#### What needs to be done
Report the number of lines where the string "Ukraine" occurs, and write nothing else.

#### Material for this task
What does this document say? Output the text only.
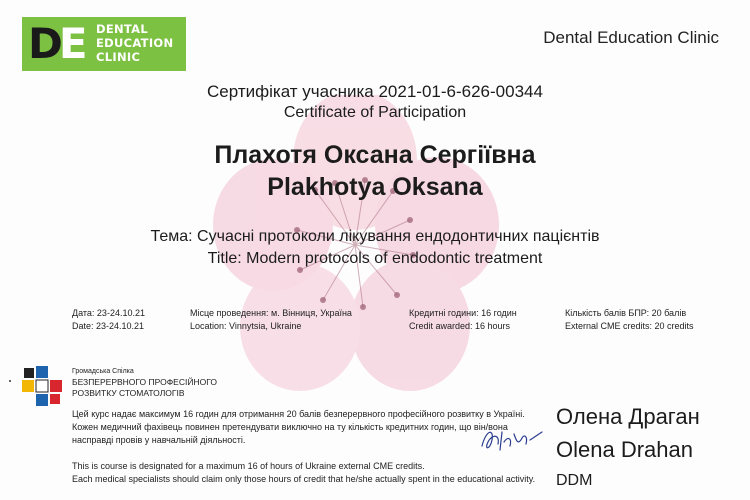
DE DENTAL
EDUCATION
CLINIC
Dental Education Clinic
Сертифікат учасника 2021-01-6-626-00344
Certificate of Participation
Плахотя Оксана Сергіївна
Plakhotya Oksana
Тема: Сучасні протоколи лікування ендодонтичних пацієнтів
Title: Modern protocols of endodontic treatment
Дата: 23-24.10.21
Date: 23-24.10.21
Місце проведення: м. Вінниця, Україна
Location: Vinnytsia, Ukraine
Кредитні години: 16 годин
Credit awarded: 16 hours
Кількість балів БПР: 20 балів
External CME credits: 20 credits
Громадська Спілка
БЕЗПЕРЕРВНОГО ПРОФЕСІЙНОГО
РОЗВИТКУ СТОМАТОЛОГІВ
Цей курс надає максимум 16 годин для отримання 20 балів безперервного професійного розвитку в Україні.
Кожен медичний фахівець повинен претендувати виключно на ту кількість кредитних годин, що він/вона
насправді провів у навчальній діяльності.
This is course is designated for a maximum 16 of hours of Ukraine external CME credits.
Each medical specialists should claim only those hours of credit that he/she actually spent in the educational activity.
Олена Драган
Olena Drahan
DDM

#### Output of the task
2